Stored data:
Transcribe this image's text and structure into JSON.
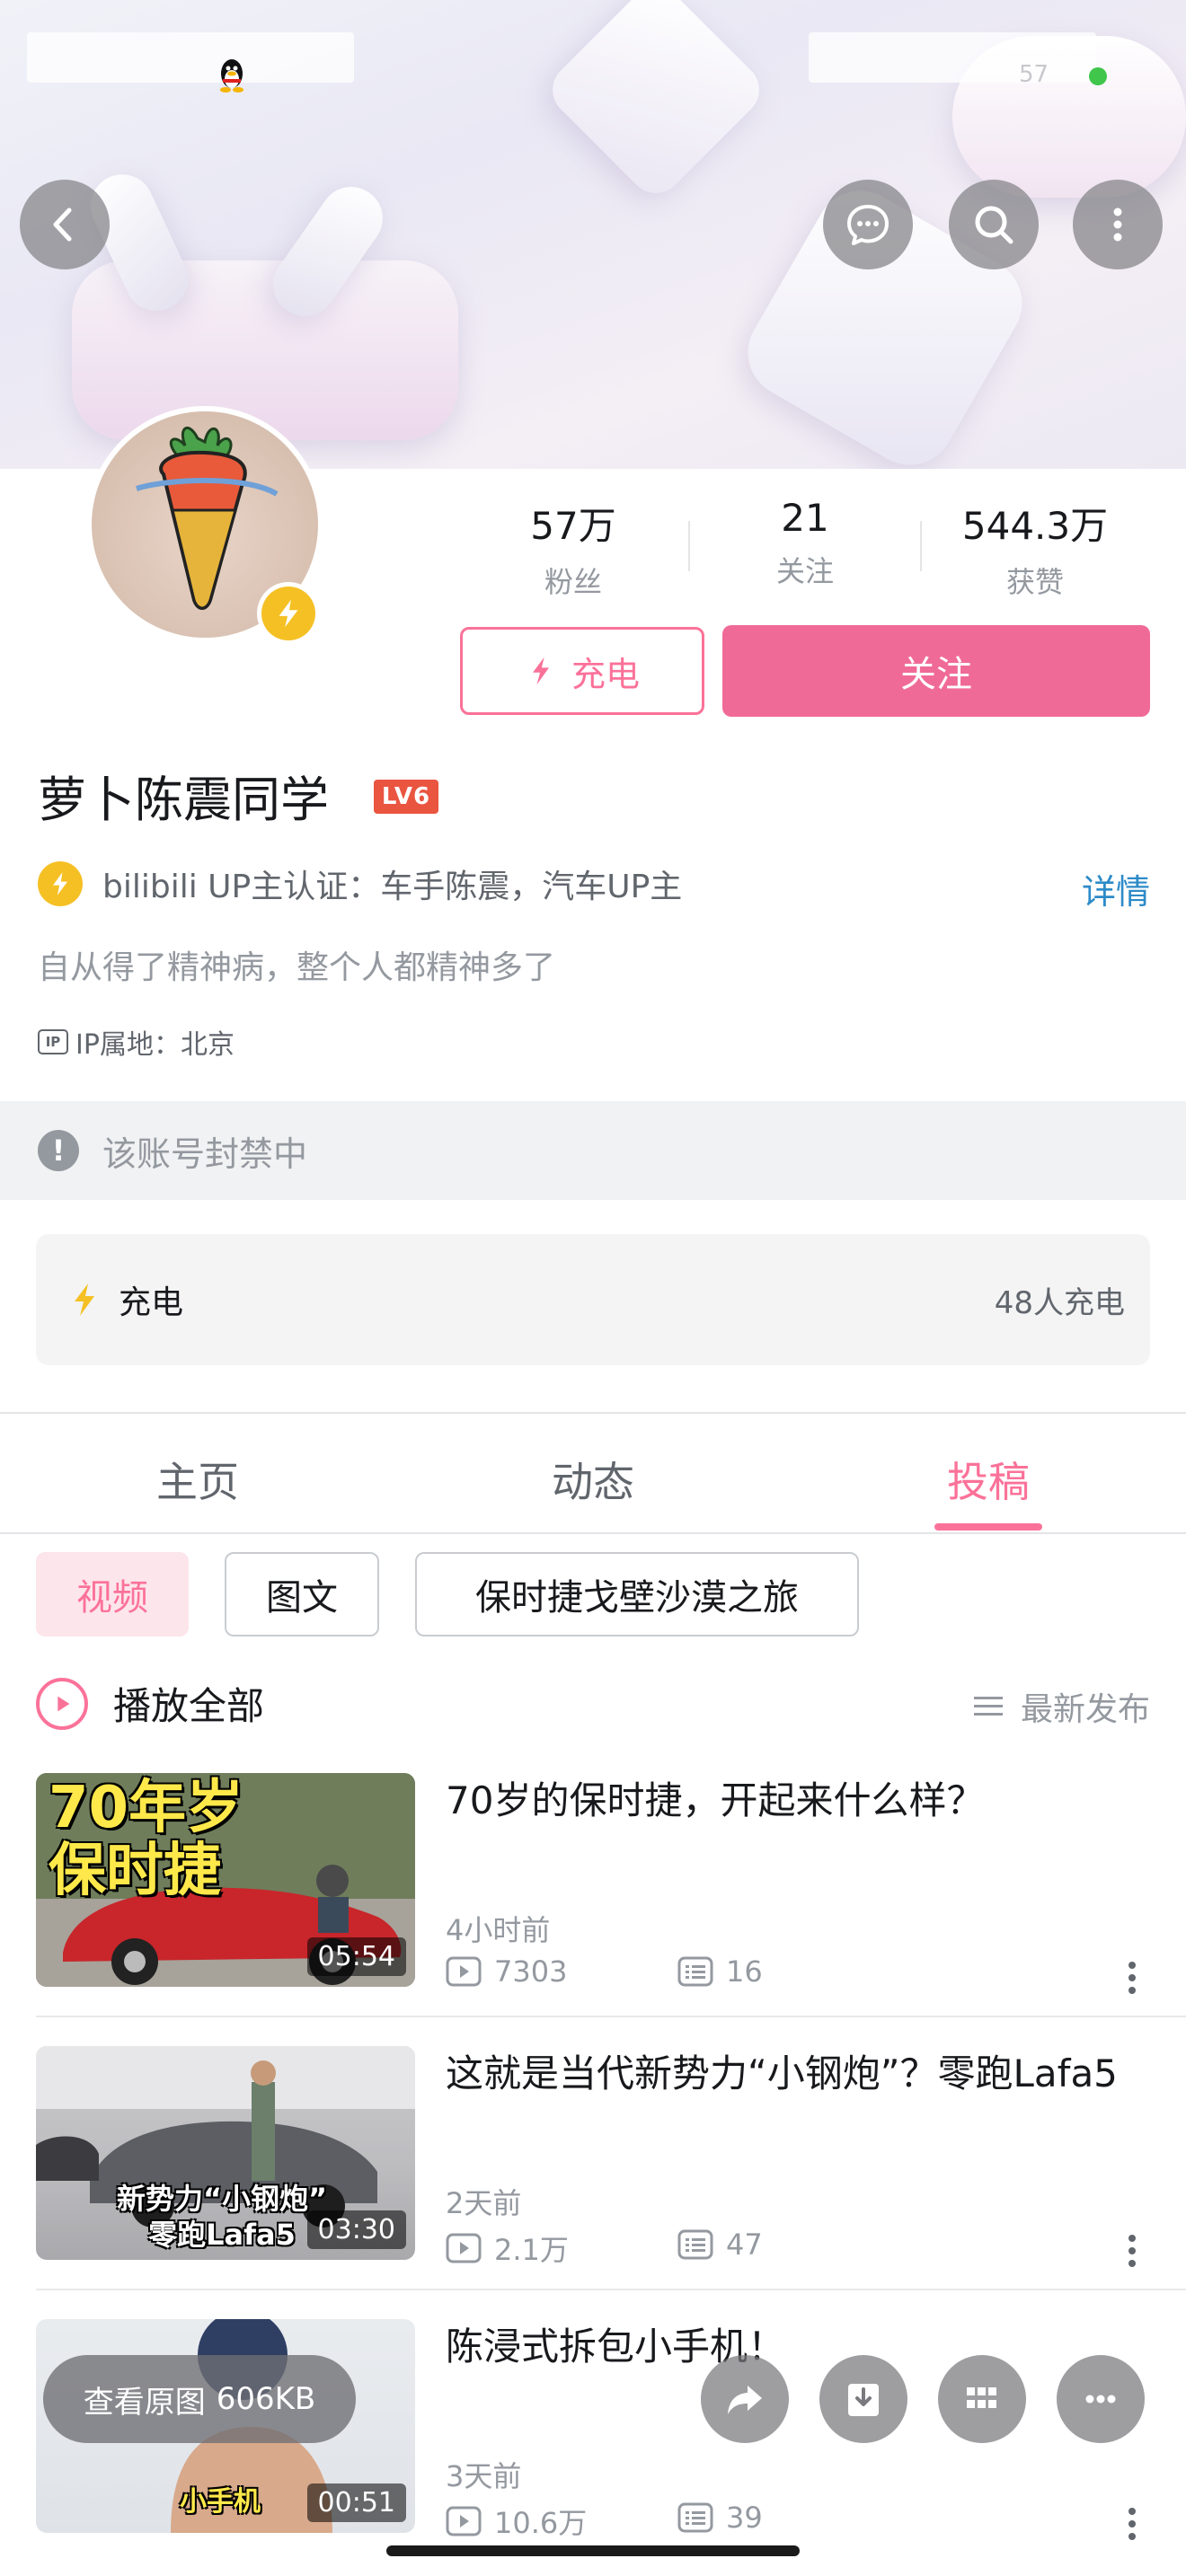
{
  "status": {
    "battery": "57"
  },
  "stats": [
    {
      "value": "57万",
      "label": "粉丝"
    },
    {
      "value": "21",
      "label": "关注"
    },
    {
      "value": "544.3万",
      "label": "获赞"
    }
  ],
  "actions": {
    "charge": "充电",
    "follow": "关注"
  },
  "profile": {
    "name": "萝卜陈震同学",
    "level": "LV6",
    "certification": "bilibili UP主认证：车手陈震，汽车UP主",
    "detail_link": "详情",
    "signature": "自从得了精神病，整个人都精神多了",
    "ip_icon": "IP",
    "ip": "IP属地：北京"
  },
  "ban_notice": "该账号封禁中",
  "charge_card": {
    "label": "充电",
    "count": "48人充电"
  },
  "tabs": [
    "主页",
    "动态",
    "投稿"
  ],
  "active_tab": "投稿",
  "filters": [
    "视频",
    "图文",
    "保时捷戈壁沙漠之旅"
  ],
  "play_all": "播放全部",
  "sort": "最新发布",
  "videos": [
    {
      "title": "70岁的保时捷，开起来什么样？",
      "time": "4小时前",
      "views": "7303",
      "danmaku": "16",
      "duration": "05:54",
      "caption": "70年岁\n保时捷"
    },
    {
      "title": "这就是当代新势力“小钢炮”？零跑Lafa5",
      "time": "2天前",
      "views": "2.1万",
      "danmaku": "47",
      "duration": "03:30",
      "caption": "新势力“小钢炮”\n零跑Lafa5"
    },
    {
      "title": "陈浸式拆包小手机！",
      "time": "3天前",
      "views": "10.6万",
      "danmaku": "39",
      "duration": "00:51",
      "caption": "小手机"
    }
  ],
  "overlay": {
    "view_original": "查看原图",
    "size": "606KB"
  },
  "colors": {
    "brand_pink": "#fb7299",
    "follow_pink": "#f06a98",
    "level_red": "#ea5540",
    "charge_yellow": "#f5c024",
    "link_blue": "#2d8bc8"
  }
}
* * *
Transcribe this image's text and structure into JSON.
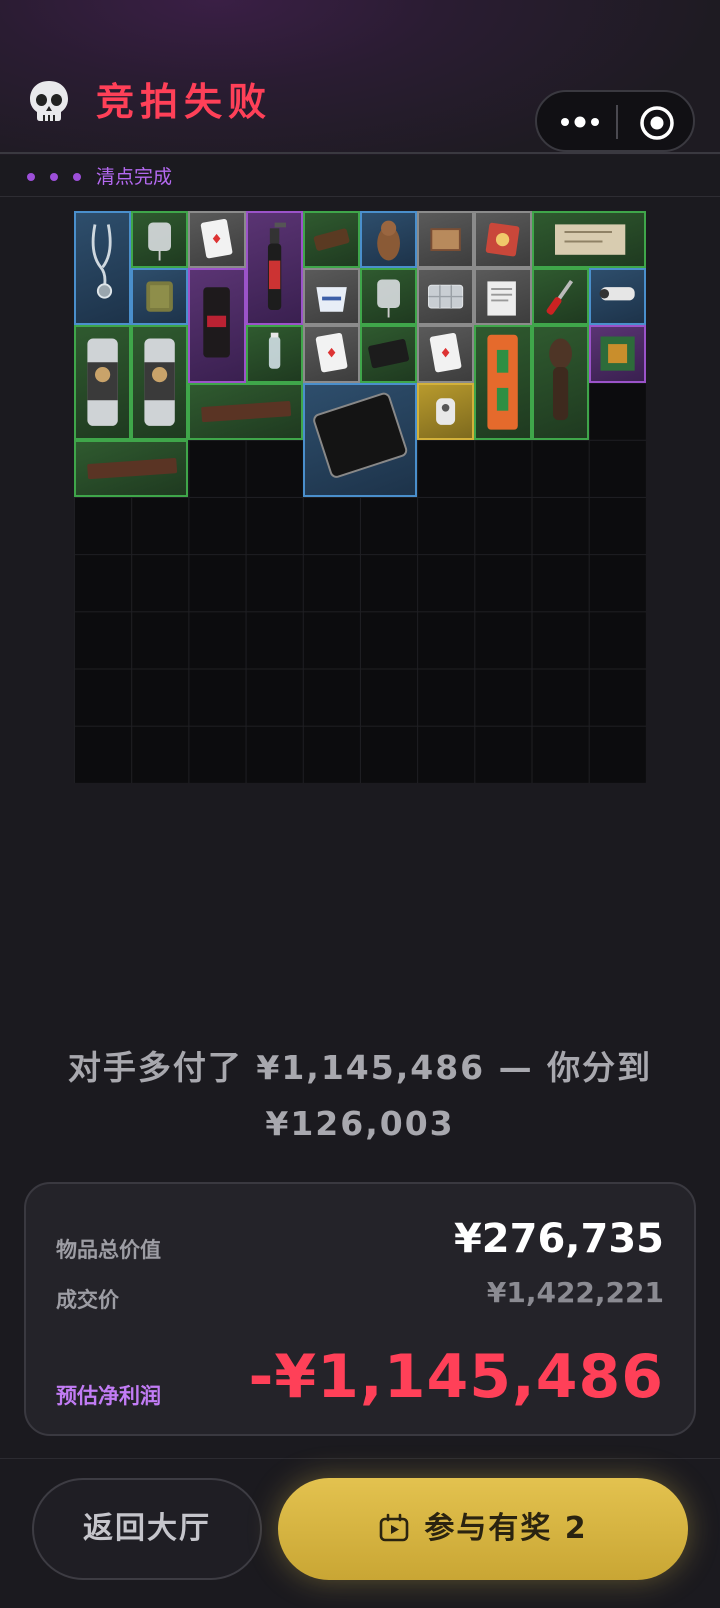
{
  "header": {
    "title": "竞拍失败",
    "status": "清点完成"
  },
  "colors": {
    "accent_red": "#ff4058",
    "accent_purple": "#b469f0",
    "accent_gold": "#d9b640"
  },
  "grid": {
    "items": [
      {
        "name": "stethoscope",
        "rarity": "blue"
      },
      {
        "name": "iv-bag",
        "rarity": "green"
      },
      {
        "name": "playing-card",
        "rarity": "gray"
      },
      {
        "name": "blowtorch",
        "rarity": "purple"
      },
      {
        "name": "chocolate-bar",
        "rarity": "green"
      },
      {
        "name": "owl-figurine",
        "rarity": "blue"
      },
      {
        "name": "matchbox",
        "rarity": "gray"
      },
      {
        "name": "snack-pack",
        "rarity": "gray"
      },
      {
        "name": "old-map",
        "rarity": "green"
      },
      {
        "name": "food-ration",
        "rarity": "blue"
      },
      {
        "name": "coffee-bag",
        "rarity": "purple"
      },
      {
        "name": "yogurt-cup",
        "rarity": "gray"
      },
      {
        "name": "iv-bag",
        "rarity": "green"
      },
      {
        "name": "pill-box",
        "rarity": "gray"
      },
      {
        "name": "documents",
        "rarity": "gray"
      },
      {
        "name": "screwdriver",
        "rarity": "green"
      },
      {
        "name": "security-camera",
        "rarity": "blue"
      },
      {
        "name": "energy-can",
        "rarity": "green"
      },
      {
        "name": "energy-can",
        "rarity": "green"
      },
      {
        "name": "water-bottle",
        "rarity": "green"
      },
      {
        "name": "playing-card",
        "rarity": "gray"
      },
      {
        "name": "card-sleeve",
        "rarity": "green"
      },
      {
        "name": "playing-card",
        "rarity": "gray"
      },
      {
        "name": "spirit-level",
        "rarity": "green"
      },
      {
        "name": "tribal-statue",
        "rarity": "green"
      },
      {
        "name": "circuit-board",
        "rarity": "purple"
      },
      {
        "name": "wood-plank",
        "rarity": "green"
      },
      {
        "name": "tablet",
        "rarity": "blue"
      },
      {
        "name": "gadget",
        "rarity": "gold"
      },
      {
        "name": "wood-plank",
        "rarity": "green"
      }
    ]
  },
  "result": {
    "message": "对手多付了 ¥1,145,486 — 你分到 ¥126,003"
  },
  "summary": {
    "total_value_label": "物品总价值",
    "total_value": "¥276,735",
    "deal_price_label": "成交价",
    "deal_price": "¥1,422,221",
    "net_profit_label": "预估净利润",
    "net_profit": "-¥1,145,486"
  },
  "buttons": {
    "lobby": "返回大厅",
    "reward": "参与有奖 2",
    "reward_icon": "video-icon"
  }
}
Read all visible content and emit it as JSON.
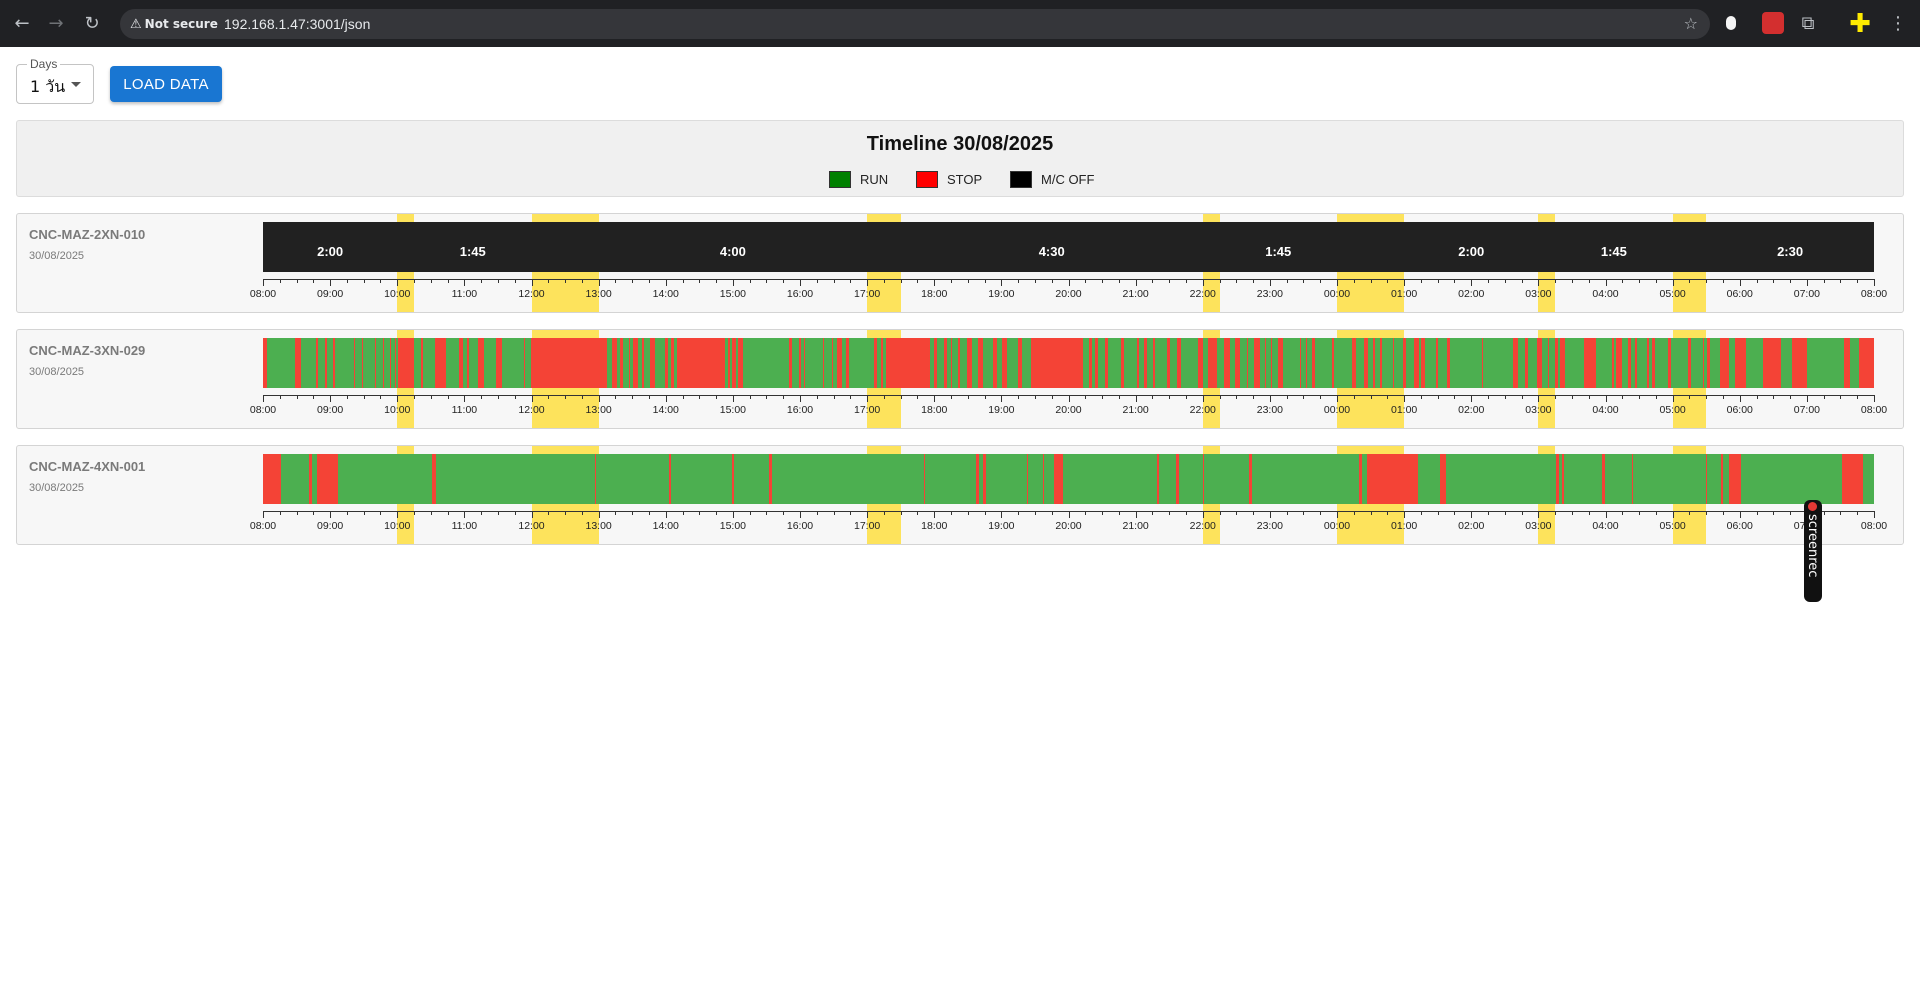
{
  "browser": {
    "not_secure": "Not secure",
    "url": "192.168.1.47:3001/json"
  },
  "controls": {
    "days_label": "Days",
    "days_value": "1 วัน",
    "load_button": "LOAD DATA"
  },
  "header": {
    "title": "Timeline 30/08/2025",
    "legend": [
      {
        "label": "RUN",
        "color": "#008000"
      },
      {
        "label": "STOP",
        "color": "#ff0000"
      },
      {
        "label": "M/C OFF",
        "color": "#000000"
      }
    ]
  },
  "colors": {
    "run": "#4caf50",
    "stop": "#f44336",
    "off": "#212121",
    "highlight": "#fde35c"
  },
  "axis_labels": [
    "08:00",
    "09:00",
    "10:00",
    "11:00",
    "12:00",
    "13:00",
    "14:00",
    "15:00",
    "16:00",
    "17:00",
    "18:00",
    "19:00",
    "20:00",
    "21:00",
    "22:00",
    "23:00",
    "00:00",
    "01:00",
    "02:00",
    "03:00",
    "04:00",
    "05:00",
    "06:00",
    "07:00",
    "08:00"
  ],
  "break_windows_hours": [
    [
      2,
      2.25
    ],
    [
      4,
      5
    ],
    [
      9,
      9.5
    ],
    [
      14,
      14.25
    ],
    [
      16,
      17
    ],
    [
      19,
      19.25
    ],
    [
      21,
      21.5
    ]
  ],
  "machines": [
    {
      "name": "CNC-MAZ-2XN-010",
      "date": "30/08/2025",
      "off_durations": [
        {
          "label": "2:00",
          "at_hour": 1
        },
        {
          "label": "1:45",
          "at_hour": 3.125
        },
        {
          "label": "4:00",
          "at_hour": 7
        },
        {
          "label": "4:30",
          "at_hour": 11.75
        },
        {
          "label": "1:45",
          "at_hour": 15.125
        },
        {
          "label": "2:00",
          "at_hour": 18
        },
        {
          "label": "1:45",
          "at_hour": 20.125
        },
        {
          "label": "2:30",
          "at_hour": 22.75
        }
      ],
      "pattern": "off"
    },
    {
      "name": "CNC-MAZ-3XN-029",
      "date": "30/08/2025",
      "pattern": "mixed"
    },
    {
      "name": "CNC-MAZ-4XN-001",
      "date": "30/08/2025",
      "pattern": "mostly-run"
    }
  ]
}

What this task involves
From the listing above, copy every line that holds the string "pattern".

Result
      "pattern": "off"
      "pattern": "mixed"
      "pattern": "mostly-run"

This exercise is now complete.